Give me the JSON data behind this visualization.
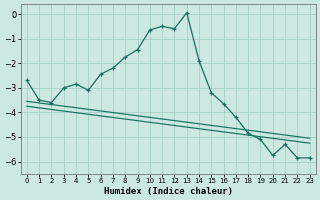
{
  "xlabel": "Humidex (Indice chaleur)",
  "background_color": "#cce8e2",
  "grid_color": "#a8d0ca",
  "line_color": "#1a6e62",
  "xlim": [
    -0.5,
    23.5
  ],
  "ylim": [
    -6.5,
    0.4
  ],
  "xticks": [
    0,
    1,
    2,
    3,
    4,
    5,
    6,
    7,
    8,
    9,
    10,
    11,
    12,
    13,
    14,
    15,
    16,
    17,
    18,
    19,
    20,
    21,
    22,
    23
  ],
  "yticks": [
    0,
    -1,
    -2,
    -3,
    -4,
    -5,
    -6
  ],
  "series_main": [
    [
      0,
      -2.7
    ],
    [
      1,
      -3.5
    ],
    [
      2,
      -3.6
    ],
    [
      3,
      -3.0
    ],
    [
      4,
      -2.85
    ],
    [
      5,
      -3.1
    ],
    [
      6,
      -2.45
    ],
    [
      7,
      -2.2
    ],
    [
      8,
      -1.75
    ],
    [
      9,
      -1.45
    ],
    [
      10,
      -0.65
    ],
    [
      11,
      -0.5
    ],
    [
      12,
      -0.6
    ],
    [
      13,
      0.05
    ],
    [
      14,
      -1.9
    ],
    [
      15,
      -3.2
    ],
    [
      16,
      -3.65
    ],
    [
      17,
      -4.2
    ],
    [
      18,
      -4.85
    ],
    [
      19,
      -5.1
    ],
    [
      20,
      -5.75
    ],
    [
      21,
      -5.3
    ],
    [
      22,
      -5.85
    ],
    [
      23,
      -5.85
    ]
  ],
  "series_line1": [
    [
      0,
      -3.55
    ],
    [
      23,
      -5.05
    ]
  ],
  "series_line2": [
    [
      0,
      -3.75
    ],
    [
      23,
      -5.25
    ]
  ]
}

####################

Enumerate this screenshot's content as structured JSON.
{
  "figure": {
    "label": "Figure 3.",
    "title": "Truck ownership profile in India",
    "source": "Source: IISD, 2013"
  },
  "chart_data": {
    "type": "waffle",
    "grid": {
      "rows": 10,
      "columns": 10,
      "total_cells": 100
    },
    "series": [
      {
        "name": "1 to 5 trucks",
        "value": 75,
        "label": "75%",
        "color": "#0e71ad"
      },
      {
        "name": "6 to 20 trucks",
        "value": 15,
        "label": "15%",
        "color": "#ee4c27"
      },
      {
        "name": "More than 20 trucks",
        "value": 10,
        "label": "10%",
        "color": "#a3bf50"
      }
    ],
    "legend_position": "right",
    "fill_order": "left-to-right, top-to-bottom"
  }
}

####################

Wherever the string "this" appears in the entries above, list that line.

Give me the JSON data behind this visualization.
Enumerate this screenshot's content as structured JSON.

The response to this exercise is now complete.